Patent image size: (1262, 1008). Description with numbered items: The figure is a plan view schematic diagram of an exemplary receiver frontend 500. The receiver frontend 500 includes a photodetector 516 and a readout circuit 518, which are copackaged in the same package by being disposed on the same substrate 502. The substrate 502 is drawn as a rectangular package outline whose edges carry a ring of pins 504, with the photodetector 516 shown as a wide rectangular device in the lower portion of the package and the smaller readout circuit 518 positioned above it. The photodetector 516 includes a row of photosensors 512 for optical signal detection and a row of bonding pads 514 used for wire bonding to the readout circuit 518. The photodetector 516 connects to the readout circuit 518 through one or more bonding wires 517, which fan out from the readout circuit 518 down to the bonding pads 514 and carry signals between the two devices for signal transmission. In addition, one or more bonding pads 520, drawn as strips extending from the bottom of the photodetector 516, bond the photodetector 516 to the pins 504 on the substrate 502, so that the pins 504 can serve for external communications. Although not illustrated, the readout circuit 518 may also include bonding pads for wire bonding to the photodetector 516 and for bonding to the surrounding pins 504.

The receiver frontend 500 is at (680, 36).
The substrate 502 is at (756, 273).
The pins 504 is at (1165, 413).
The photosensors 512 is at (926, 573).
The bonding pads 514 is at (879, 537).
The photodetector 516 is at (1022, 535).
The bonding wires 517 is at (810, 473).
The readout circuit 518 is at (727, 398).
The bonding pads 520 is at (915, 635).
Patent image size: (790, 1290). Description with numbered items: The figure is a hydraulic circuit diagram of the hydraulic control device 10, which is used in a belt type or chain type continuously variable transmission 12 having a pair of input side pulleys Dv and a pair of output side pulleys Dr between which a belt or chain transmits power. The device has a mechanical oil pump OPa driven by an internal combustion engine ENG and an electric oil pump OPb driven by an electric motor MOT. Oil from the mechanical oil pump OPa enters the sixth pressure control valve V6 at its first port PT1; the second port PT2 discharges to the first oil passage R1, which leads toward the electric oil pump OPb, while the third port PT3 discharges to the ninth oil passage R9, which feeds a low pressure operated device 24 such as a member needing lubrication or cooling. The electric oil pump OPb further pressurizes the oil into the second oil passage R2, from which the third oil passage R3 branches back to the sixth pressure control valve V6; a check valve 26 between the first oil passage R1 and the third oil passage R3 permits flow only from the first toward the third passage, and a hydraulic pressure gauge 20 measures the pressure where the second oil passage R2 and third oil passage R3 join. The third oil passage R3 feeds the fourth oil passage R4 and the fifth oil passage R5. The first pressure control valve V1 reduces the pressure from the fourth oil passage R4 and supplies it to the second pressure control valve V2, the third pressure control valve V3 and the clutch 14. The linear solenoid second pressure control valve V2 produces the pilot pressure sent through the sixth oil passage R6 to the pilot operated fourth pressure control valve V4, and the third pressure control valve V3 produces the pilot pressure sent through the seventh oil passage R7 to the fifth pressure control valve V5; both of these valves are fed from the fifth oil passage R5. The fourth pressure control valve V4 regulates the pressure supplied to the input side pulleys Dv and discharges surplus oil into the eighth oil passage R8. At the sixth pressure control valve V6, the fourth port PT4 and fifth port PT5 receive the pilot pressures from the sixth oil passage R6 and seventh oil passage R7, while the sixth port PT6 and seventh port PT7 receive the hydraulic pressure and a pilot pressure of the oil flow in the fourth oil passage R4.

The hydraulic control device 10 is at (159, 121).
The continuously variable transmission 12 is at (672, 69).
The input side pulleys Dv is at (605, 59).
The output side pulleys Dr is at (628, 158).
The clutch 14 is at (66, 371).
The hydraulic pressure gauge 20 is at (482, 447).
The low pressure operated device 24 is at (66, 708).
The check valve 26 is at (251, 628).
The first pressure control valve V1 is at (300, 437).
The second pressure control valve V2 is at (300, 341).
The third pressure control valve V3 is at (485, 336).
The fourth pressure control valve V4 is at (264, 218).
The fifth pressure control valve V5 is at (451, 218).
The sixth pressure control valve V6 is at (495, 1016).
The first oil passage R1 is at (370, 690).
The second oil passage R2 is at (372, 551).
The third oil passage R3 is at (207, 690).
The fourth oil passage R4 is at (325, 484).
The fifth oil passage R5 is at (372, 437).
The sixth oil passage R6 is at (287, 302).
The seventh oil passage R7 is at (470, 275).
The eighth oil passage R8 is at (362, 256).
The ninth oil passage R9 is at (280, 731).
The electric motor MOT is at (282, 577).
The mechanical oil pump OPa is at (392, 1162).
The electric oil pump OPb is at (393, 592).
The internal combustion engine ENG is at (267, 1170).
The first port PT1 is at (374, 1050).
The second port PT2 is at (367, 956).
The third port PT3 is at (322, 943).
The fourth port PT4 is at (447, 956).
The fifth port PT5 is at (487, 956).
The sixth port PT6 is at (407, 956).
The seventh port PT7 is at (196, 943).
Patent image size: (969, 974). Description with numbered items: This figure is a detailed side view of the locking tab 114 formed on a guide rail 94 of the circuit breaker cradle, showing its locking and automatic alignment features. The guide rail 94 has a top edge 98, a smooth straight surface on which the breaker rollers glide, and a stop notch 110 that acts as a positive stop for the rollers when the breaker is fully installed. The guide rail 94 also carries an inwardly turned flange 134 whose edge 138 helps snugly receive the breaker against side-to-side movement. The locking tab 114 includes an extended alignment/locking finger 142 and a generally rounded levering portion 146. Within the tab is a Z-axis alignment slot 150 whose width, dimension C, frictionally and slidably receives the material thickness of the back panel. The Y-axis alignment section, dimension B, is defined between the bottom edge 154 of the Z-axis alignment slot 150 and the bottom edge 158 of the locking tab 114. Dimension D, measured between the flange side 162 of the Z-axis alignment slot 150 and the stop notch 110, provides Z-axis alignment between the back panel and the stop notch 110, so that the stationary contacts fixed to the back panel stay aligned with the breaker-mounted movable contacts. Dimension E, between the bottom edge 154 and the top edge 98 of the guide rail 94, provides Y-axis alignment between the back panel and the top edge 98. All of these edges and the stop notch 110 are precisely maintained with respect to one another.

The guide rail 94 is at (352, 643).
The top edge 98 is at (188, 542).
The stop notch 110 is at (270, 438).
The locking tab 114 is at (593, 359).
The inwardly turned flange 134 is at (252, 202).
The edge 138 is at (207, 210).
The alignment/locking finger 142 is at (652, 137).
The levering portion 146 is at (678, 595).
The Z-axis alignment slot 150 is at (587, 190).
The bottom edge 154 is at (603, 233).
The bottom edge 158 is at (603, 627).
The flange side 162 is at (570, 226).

WHAT YOU HAVE TO DO: Copy the records above, substituting "Drawing" for every instance of "Patent" and leaving everything else as it is.

TASK SOLUTION:
Drawing image size: (1262, 1008). Description with numbered items: The figure is a plan view schematic diagram of an exemplary receiver frontend 500. The receiver frontend 500 includes a photodetector 516 and a readout circuit 518, which are copackaged in the same package by being disposed on the same substrate 502. The substrate 502 is drawn as a rectangular package outline whose edges carry a ring of pins 504, with the photodetector 516 shown as a wide rectangular device in the lower portion of the package and the smaller readout circuit 518 positioned above it. The photodetector 516 includes a row of photosensors 512 for optical signal detection and a row of bonding pads 514 used for wire bonding to the readout circuit 518. The photodetector 516 connects to the readout circuit 518 through one or more bonding wires 517, which fan out from the readout circuit 518 down to the bonding pads 514 and carry signals between the two devices for signal transmission. In addition, one or more bonding pads 520, drawn as strips extending from the bottom of the photodetector 516, bond the photodetector 516 to the pins 504 on the substrate 502, so that the pins 504 can serve for external communications. Although not illustrated, the readout circuit 518 may also include bonding pads for wire bonding to the photodetector 516 and for bonding to the surrounding pins 504.

The receiver frontend 500 is at (680, 36).
The substrate 502 is at (756, 273).
The pins 504 is at (1165, 413).
The photosensors 512 is at (926, 573).
The bonding pads 514 is at (879, 537).
The photodetector 516 is at (1022, 535).
The bonding wires 517 is at (810, 473).
The readout circuit 518 is at (727, 398).
The bonding pads 520 is at (915, 635).
Drawing image size: (790, 1290). Description with numbered items: The figure is a hydraulic circuit diagram of the hydraulic control device 10, which is used in a belt type or chain type continuously variable transmission 12 having a pair of input side pulleys Dv and a pair of output side pulleys Dr between which a belt or chain transmits power. The device has a mechanical oil pump OPa driven by an internal combustion engine ENG and an electric oil pump OPb driven by an electric motor MOT. Oil from the mechanical oil pump OPa enters the sixth pressure control valve V6 at its first port PT1; the second port PT2 discharges to the first oil passage R1, which leads toward the electric oil pump OPb, while the third port PT3 discharges to the ninth oil passage R9, which feeds a low pressure operated device 24 such as a member needing lubrication or cooling. The electric oil pump OPb further pressurizes the oil into the second oil passage R2, from which the third oil passage R3 branches back to the sixth pressure control valve V6; a check valve 26 between the first oil passage R1 and the third oil passage R3 permits flow only from the first toward the third passage, and a hydraulic pressure gauge 20 measures the pressure where the second oil passage R2 and third oil passage R3 join. The third oil passage R3 feeds the fourth oil passage R4 and the fifth oil passage R5. The first pressure control valve V1 reduces the pressure from the fourth oil passage R4 and supplies it to the second pressure control valve V2, the third pressure control valve V3 and the clutch 14. The linear solenoid second pressure control valve V2 produces the pilot pressure sent through the sixth oil passage R6 to the pilot operated fourth pressure control valve V4, and the third pressure control valve V3 produces the pilot pressure sent through the seventh oil passage R7 to the fifth pressure control valve V5; both of these valves are fed from the fifth oil passage R5. The fourth pressure control valve V4 regulates the pressure supplied to the input side pulleys Dv and discharges surplus oil into the eighth oil passage R8. At the sixth pressure control valve V6, the fourth port PT4 and fifth port PT5 receive the pilot pressures from the sixth oil passage R6 and seventh oil passage R7, while the sixth port PT6 and seventh port PT7 receive the hydraulic pressure and a pilot pressure of the oil flow in the fourth oil passage R4.

The hydraulic control device 10 is at (159, 121).
The continuously variable transmission 12 is at (672, 69).
The input side pulleys Dv is at (605, 59).
The output side pulleys Dr is at (628, 158).
The clutch 14 is at (66, 371).
The hydraulic pressure gauge 20 is at (482, 447).
The low pressure operated device 24 is at (66, 708).
The check valve 26 is at (251, 628).
The first pressure control valve V1 is at (300, 437).
The second pressure control valve V2 is at (300, 341).
The third pressure control valve V3 is at (485, 336).
The fourth pressure control valve V4 is at (264, 218).
The fifth pressure control valve V5 is at (451, 218).
The sixth pressure control valve V6 is at (495, 1016).
The first oil passage R1 is at (370, 690).
The second oil passage R2 is at (372, 551).
The third oil passage R3 is at (207, 690).
The fourth oil passage R4 is at (325, 484).
The fifth oil passage R5 is at (372, 437).
The sixth oil passage R6 is at (287, 302).
The seventh oil passage R7 is at (470, 275).
The eighth oil passage R8 is at (362, 256).
The ninth oil passage R9 is at (280, 731).
The electric motor MOT is at (282, 577).
The mechanical oil pump OPa is at (392, 1162).
The electric oil pump OPb is at (393, 592).
The internal combustion engine ENG is at (267, 1170).
The first port PT1 is at (374, 1050).
The second port PT2 is at (367, 956).
The third port PT3 is at (322, 943).
The fourth port PT4 is at (447, 956).
The fifth port PT5 is at (487, 956).
The sixth port PT6 is at (407, 956).
The seventh port PT7 is at (196, 943).
Drawing image size: (969, 974). Description with numbered items: This figure is a detailed side view of the locking tab 114 formed on a guide rail 94 of the circuit breaker cradle, showing its locking and automatic alignment features. The guide rail 94 has a top edge 98, a smooth straight surface on which the breaker rollers glide, and a stop notch 110 that acts as a positive stop for the rollers when the breaker is fully installed. The guide rail 94 also carries an inwardly turned flange 134 whose edge 138 helps snugly receive the breaker against side-to-side movement. The locking tab 114 includes an extended alignment/locking finger 142 and a generally rounded levering portion 146. Within the tab is a Z-axis alignment slot 150 whose width, dimension C, frictionally and slidably receives the material thickness of the back panel. The Y-axis alignment section, dimension B, is defined between the bottom edge 154 of the Z-axis alignment slot 150 and the bottom edge 158 of the locking tab 114. Dimension D, measured between the flange side 162 of the Z-axis alignment slot 150 and the stop notch 110, provides Z-axis alignment between the back panel and the stop notch 110, so that the stationary contacts fixed to the back panel stay aligned with the breaker-mounted movable contacts. Dimension E, between the bottom edge 154 and the top edge 98 of the guide rail 94, provides Y-axis alignment between the back panel and the top edge 98. All of these edges and the stop notch 110 are precisely maintained with respect to one another.

The guide rail 94 is at (352, 643).
The top edge 98 is at (188, 542).
The stop notch 110 is at (270, 438).
The locking tab 114 is at (593, 359).
The inwardly turned flange 134 is at (252, 202).
The edge 138 is at (207, 210).
The alignment/locking finger 142 is at (652, 137).
The levering portion 146 is at (678, 595).
The Z-axis alignment slot 150 is at (587, 190).
The bottom edge 154 is at (603, 233).
The bottom edge 158 is at (603, 627).
The flange side 162 is at (570, 226).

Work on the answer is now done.